■ **PROBLEM DETAILS**
Set down the full listing exactly, character for character.

[Dataset entries]

──────

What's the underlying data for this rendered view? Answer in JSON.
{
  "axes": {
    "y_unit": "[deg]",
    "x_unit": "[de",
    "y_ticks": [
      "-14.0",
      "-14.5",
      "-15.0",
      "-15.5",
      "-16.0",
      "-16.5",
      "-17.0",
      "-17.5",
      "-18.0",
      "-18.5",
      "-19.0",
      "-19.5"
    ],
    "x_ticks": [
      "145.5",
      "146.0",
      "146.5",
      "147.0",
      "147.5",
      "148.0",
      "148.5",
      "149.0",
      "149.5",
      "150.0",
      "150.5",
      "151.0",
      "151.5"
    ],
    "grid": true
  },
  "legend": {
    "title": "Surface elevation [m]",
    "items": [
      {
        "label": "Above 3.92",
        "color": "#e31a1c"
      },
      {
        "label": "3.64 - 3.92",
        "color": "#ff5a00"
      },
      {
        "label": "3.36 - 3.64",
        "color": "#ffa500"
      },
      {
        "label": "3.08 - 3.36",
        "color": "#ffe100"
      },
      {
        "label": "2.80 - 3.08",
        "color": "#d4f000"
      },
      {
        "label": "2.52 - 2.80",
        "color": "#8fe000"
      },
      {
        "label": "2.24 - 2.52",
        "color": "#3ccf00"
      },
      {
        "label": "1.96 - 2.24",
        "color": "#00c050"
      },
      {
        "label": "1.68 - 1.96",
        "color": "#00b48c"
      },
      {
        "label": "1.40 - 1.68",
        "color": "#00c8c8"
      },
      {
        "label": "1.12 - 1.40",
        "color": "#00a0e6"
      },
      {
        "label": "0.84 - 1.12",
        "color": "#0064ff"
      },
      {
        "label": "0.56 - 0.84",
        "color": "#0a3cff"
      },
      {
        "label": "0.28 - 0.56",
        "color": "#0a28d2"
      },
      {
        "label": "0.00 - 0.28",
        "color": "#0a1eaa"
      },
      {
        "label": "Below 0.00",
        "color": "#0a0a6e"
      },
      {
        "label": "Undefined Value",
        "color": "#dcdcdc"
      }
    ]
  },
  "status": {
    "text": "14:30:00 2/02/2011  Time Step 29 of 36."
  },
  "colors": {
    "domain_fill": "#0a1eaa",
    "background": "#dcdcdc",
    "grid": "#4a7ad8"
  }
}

──────

■ **RESULT**
What's the underlying data for this rendered view? Answer in JSON.
{
  "axes": {
    "y_unit": "[deg]",
    "x_unit": "[de",
    "y_ticks": [
      "-14.0",
      "-14.5",
      "-15.0",
      "-15.5",
      "-16.0",
      "-16.5",
      "-17.0",
      "-17.5",
      "-18.0",
      "-18.5",
      "-19.0",
      "-19.5"
    ],
    "x_ticks": [
      "145.5",
      "146.0",
      "146.5",
      "147.0",
      "147.5",
      "148.0",
      "148.5",
      "149.0",
      "149.5",
      "150.0",
      "150.5",
      "151.0",
      "151.5"
    ],
    "grid": true
  },
  "legend": {
    "title": "Surface elevation [m]",
    "items": [
      {
        "label": "Above 3.92",
        "color": "#e31a1c"
      },
      {
        "label": "3.64 - 3.92",
        "color": "#ff5a00"
      },
      {
        "label": "3.36 - 3.64",
        "color": "#ffa500"
      },
      {
        "label": "3.08 - 3.36",
        "color": "#ffe100"
      },
      {
        "label": "2.80 - 3.08",
        "color": "#d4f000"
      },
      {
        "label": "2.52 - 2.80",
        "color": "#8fe000"
      },
      {
        "label": "2.24 - 2.52",
        "color": "#3ccf00"
      },
      {
        "label": "1.96 - 2.24",
        "color": "#00c050"
      },
      {
        "label": "1.68 - 1.96",
        "color": "#00b48c"
      },
      {
        "label": "1.40 - 1.68",
        "color": "#00c8c8"
      },
      {
        "label": "1.12 - 1.40",
        "color": "#00a0e6"
      },
      {
        "label": "0.84 - 1.12",
        "color": "#0064ff"
      },
      {
        "label": "0.56 - 0.84",
        "color": "#0a3cff"
      },
      {
        "label": "0.28 - 0.56",
        "color": "#0a28d2"
      },
      {
        "label": "0.00 - 0.28",
        "color": "#0a1eaa"
      },
      {
        "label": "Below 0.00",
        "color": "#0a0a6e"
      },
      {
        "label": "Undefined Value",
        "color": "#dcdcdc"
      }
    ]
  },
  "status": {
    "text": "14:30:00 2/02/2011  Time Step 29 of 36."
  },
  "colors": {
    "domain_fill": "#0a1eaa",
    "background": "#dcdcdc",
    "grid": "#4a7ad8"
  }
}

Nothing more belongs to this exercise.